PROVIDED RECORDS –
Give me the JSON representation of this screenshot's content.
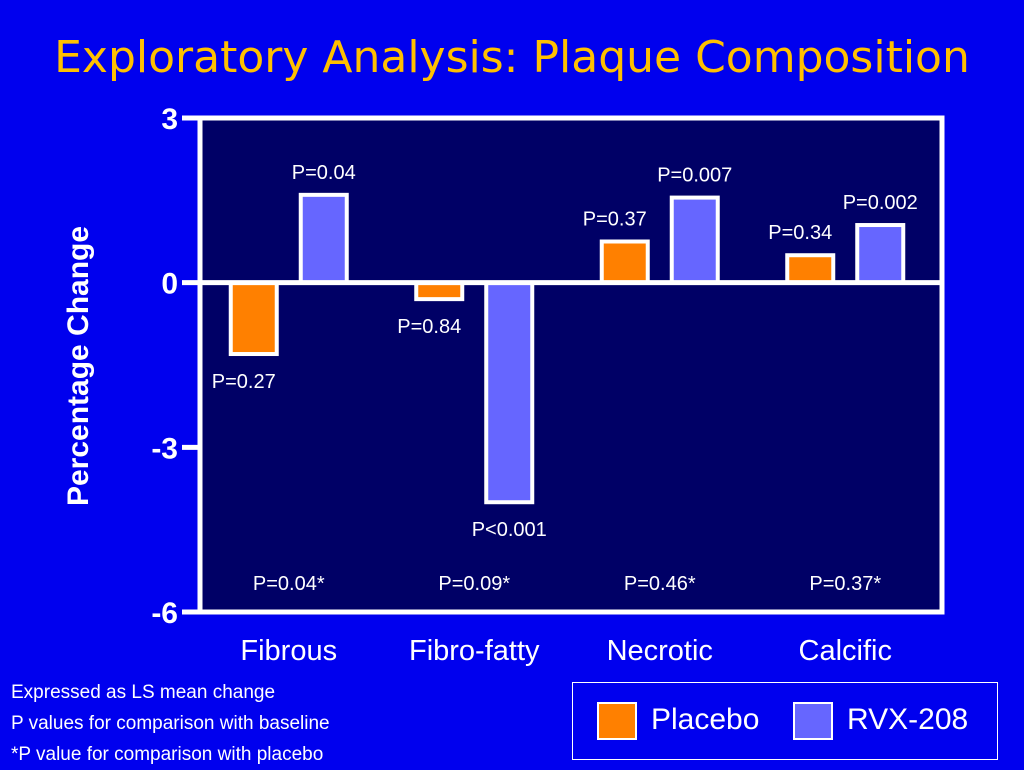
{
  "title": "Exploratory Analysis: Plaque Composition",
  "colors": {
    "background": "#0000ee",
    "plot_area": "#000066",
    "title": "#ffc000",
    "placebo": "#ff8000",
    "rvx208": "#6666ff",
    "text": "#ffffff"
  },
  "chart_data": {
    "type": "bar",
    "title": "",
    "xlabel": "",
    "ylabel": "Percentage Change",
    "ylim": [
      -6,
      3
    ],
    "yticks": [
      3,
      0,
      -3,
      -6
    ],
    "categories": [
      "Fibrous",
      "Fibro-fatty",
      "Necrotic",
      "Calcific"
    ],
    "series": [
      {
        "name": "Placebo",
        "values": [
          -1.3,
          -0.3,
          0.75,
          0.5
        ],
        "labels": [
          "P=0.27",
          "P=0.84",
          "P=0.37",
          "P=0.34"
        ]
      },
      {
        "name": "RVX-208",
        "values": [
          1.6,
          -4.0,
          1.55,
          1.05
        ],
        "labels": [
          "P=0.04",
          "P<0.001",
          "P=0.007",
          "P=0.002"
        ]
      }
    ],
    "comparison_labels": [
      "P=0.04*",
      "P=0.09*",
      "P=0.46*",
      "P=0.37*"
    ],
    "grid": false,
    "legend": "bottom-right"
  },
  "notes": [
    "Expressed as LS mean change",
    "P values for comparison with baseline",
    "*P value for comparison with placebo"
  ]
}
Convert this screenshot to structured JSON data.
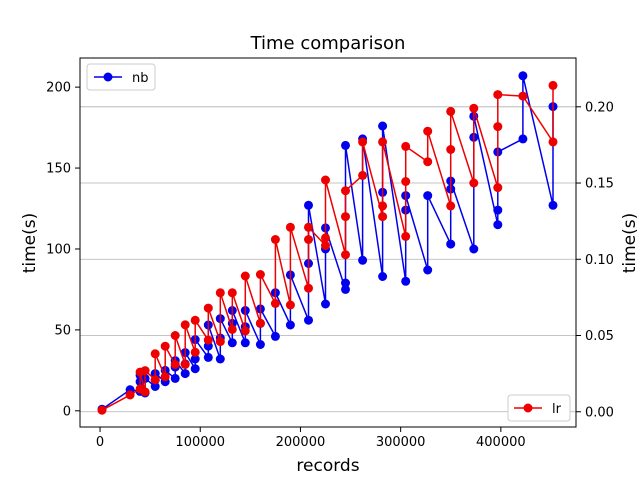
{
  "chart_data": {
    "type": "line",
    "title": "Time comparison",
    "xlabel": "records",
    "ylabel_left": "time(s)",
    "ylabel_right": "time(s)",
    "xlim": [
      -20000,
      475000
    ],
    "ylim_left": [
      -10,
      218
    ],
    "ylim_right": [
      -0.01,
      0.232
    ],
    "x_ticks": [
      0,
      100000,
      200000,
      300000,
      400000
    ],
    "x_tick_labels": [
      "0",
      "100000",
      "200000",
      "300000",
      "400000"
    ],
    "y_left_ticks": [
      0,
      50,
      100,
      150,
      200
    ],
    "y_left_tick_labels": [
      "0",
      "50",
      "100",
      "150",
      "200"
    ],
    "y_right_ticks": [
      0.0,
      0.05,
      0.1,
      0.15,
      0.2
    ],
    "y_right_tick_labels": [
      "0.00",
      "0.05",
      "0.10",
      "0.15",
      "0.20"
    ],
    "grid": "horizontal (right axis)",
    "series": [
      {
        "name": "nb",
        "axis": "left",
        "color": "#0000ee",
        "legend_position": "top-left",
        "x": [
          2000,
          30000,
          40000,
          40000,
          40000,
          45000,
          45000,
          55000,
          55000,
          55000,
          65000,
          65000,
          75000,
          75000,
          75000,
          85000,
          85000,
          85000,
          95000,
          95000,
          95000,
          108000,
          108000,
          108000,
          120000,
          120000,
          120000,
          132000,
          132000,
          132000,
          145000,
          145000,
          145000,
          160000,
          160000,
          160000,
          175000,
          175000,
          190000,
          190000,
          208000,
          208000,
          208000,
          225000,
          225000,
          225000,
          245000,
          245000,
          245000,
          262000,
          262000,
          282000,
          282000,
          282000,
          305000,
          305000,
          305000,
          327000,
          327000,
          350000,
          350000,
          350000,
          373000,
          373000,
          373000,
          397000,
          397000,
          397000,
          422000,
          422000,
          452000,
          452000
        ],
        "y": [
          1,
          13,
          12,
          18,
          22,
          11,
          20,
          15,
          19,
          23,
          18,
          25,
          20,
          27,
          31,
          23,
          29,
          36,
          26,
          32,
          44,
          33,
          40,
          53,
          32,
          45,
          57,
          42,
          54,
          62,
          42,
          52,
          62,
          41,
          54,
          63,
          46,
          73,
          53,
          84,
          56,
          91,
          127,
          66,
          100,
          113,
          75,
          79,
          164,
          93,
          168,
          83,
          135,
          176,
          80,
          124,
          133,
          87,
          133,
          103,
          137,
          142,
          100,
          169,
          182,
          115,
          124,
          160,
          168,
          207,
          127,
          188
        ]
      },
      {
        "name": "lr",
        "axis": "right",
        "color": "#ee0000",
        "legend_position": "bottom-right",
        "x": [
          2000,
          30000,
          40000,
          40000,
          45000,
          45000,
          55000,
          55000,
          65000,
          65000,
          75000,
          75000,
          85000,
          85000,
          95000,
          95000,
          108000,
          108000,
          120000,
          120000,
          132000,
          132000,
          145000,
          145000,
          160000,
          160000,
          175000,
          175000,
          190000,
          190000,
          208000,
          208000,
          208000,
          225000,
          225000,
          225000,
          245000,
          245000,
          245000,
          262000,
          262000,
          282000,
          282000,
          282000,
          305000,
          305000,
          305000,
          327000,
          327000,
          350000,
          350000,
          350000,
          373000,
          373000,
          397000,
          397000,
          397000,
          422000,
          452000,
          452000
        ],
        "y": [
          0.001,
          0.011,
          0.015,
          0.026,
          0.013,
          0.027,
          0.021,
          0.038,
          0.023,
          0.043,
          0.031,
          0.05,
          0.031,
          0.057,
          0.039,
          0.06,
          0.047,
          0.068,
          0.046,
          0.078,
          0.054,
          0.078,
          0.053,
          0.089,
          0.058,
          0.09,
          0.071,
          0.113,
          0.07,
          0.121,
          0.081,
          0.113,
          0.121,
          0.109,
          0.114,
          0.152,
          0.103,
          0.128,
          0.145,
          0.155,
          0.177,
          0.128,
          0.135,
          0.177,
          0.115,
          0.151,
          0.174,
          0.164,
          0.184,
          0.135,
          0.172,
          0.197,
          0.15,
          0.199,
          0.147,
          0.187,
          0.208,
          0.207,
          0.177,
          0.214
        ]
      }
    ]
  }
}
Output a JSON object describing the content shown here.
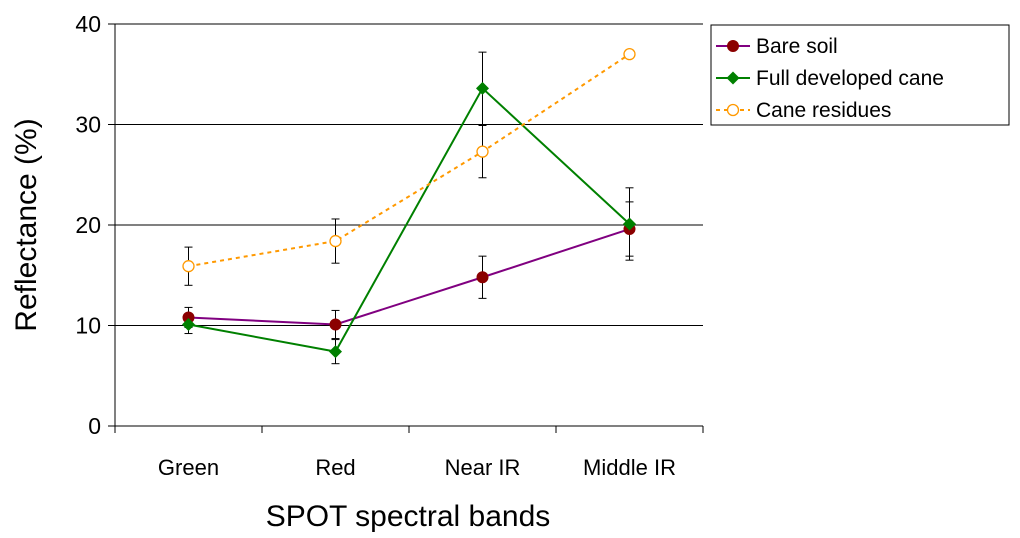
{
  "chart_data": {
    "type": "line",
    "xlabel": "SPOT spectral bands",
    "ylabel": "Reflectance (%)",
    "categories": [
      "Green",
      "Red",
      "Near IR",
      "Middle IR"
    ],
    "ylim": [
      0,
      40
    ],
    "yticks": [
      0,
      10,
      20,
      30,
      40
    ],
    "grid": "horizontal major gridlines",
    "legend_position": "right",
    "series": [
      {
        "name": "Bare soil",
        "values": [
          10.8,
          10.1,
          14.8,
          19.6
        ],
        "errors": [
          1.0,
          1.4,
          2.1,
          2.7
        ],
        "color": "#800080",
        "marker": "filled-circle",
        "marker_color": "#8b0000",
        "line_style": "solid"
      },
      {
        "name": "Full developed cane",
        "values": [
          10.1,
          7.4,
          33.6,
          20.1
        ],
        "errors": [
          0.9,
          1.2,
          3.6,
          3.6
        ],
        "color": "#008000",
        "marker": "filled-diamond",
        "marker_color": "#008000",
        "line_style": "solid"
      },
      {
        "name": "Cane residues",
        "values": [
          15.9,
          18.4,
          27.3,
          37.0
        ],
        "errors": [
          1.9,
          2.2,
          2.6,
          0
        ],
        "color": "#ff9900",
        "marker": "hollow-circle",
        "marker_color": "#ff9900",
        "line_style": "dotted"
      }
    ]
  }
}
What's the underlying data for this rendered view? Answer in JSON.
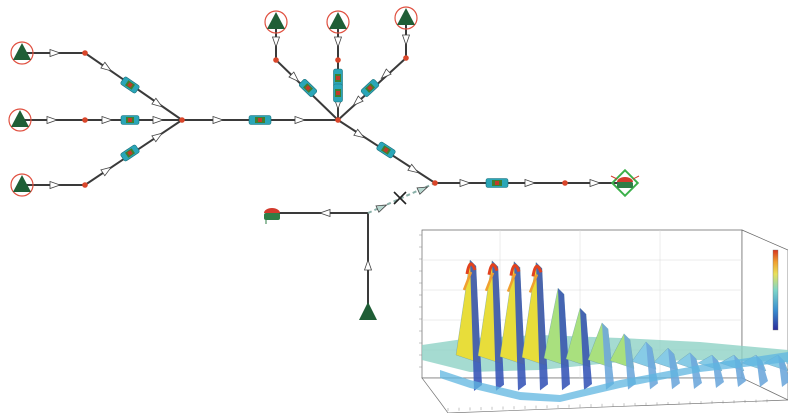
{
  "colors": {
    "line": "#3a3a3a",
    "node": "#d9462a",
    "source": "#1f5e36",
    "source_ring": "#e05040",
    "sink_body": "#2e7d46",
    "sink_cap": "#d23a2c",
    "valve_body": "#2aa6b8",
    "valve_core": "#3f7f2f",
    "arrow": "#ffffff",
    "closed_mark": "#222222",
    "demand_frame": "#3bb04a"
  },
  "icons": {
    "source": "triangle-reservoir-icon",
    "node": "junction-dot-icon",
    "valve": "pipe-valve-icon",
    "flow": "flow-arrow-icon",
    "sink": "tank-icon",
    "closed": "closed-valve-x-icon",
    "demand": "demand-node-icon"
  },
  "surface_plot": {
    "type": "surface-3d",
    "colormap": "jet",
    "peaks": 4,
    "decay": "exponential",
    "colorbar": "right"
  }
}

GOAL OF THE EXERCISE –
State how many lines include the string "filled", and nothing more.

FINISHED EXERCISE –
2